◆ Your instructions: Reproduce each line bearing the word "name".
☆ ☆ ☆ ☆ ☆ ☆ ☆
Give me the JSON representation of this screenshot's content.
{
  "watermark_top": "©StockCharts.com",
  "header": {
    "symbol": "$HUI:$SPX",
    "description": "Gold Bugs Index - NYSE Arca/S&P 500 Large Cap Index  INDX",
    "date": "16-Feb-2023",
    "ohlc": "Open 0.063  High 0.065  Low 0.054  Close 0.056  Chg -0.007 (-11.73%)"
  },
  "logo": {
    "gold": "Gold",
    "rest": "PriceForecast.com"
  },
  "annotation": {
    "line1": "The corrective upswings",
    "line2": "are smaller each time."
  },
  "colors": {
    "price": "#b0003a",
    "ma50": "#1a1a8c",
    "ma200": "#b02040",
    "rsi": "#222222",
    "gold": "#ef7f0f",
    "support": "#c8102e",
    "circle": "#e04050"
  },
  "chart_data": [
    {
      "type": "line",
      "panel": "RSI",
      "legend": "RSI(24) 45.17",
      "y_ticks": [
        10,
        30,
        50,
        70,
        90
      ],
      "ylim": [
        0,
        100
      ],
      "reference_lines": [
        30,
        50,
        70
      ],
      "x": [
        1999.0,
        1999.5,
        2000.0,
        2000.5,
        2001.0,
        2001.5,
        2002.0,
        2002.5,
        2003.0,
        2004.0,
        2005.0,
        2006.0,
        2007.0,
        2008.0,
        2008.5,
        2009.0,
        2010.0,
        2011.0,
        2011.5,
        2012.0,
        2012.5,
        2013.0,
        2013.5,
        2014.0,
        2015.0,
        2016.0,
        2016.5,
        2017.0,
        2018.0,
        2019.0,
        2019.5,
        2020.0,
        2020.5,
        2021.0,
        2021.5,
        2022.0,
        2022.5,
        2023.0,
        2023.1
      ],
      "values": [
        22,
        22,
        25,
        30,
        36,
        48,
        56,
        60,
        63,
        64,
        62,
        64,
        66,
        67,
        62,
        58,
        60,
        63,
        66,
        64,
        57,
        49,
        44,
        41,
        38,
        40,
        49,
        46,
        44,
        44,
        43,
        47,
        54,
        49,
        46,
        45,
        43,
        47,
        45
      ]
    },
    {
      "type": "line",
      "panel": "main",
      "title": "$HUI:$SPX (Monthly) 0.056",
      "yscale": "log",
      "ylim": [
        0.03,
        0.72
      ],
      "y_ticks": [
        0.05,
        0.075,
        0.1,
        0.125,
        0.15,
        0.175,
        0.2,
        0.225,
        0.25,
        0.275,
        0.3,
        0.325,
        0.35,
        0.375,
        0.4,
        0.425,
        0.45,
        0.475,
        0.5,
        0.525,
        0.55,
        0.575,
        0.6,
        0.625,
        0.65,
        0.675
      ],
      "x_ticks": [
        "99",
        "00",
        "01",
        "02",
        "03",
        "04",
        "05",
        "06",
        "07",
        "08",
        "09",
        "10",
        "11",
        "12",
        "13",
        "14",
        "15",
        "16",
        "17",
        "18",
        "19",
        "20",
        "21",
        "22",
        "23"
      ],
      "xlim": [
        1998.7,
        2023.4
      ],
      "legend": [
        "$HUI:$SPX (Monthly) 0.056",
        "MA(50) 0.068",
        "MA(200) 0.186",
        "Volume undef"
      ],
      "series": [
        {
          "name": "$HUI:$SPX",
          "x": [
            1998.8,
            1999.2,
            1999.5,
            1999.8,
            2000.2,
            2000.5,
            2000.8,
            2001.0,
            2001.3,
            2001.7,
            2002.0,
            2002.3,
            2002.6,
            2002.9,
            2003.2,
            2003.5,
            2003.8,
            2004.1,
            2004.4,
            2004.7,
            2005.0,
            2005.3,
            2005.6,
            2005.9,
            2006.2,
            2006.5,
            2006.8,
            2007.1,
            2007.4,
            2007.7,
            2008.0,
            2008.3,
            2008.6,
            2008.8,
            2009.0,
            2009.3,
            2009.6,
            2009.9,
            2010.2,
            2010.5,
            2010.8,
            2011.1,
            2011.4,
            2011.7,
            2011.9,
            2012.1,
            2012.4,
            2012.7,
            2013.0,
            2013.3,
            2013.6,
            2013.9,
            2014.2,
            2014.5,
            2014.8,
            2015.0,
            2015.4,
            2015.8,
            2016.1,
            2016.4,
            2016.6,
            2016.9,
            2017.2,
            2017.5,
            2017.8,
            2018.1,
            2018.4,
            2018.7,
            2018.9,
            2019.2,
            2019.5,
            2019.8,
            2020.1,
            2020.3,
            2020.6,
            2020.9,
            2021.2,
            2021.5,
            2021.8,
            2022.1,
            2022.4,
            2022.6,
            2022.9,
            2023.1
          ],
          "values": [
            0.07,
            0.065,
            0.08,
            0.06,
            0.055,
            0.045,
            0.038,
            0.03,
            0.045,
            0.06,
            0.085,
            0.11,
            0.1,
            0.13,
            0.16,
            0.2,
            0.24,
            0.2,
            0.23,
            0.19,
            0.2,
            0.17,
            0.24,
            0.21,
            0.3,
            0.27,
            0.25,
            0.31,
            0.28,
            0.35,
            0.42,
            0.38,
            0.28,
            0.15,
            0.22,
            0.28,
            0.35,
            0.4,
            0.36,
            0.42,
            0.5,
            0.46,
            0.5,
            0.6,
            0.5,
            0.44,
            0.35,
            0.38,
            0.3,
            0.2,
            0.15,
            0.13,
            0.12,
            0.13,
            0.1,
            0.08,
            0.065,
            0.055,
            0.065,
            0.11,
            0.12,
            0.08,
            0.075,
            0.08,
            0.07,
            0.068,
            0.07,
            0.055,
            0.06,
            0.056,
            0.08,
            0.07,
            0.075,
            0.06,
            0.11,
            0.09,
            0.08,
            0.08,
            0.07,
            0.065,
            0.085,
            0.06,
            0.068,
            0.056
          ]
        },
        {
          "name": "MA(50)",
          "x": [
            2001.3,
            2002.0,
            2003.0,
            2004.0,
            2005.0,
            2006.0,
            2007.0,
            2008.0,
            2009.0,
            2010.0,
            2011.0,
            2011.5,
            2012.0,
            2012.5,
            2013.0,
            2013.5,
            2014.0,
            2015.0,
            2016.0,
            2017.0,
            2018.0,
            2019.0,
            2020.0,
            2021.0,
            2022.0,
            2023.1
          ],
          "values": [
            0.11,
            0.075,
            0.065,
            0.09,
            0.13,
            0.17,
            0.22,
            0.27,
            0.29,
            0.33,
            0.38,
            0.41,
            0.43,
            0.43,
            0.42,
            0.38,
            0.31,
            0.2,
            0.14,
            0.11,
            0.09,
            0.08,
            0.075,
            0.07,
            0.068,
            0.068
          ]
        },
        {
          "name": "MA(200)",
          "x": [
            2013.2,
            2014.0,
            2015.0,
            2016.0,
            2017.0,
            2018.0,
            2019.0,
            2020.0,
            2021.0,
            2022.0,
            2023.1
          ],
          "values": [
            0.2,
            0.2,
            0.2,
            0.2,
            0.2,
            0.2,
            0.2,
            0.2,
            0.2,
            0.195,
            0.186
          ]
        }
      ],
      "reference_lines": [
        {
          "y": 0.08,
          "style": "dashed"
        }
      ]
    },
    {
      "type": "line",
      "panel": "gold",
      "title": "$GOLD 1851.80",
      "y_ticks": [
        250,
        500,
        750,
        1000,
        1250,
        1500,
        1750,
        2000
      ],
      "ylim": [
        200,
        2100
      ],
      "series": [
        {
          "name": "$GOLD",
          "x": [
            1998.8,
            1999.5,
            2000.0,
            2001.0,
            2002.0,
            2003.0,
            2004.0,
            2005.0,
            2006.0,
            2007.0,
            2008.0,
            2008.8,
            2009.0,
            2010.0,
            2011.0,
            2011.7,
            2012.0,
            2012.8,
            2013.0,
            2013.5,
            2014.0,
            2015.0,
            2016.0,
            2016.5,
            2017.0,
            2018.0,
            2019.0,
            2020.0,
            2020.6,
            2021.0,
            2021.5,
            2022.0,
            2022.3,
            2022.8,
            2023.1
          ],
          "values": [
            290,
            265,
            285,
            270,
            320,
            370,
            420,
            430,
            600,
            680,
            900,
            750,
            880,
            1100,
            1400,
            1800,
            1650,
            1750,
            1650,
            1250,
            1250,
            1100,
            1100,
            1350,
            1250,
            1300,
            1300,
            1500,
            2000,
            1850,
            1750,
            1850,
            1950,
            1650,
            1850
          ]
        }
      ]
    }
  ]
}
☆ ☆ ☆ ☆ ☆ ☆ ☆
◆ Complete response:
          "name": "$HUI:$SPX",
          "name": "MA(50)",
          "name": "MA(200)",
          "name": "$GOLD",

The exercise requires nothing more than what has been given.